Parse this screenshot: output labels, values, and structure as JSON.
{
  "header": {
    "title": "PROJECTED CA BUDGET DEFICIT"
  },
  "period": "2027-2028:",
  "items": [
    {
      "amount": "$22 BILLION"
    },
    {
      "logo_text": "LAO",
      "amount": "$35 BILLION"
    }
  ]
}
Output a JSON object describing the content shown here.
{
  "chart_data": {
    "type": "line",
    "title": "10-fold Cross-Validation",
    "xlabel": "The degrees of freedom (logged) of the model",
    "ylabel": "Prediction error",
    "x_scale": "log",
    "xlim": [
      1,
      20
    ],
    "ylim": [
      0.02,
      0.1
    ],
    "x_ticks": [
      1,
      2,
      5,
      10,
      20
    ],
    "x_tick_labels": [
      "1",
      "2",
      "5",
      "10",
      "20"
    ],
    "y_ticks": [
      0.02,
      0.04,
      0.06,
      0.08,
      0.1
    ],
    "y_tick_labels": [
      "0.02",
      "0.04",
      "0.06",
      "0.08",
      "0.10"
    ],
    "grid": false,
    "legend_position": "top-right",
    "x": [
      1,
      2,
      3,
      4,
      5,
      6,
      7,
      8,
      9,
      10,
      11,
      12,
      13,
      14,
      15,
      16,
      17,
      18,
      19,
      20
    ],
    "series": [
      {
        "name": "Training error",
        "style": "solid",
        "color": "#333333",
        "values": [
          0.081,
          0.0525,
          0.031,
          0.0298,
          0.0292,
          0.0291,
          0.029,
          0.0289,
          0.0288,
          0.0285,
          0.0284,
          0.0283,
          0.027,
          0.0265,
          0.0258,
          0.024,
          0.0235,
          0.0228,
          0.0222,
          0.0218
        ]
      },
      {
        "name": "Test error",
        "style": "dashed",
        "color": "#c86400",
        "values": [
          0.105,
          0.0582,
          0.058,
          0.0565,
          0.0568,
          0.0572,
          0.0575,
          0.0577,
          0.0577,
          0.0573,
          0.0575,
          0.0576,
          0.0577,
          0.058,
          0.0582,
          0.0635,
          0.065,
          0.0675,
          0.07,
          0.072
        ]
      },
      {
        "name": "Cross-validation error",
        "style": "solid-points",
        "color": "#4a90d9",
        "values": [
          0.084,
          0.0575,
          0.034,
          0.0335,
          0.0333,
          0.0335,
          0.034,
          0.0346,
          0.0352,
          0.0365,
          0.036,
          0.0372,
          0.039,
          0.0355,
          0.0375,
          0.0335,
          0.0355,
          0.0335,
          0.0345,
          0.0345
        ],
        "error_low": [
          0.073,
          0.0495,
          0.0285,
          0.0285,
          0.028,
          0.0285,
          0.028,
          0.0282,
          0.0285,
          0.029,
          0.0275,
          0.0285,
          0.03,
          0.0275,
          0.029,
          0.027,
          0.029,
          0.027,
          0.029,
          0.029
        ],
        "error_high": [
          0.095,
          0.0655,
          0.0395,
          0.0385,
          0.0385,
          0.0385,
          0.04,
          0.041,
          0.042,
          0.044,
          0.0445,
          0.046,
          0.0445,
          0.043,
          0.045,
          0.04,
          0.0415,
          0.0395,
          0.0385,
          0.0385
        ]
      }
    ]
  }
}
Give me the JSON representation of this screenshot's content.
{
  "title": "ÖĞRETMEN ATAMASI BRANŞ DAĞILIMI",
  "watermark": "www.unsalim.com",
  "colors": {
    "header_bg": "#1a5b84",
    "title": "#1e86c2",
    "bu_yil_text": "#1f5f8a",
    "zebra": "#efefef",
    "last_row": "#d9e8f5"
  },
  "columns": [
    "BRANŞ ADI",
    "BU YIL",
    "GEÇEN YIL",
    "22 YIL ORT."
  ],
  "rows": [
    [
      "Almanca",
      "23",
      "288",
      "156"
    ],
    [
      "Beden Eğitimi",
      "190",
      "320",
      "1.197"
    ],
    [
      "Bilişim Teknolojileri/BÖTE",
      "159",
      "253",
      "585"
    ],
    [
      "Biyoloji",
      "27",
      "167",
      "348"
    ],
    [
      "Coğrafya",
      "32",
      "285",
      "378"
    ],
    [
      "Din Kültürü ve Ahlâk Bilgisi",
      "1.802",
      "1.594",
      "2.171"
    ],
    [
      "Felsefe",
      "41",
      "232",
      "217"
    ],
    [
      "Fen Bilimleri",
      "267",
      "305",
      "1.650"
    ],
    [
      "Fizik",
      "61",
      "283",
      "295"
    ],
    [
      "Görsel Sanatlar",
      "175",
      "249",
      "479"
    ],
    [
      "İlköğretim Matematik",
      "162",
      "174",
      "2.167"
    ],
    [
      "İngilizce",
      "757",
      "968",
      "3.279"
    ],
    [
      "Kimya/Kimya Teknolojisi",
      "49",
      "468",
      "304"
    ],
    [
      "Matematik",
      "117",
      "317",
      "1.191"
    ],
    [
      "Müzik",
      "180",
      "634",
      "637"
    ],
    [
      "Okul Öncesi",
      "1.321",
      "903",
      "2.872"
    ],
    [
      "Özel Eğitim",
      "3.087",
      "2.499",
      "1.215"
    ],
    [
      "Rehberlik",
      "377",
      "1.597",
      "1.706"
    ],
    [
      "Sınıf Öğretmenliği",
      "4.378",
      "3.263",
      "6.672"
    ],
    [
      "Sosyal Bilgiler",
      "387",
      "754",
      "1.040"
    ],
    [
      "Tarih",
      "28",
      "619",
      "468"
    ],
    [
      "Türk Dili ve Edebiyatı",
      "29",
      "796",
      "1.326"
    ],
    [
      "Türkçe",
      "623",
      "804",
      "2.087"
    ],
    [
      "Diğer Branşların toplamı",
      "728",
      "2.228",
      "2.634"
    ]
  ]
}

--

**Task prompt**
In the entries above, identify every line with the string "JSON".

**In response**
Parse this screenshot: output labels, values, and structure as JSON.
Output a JSON object describing the content shown here.
Give me the JSON representation of this screenshot's content.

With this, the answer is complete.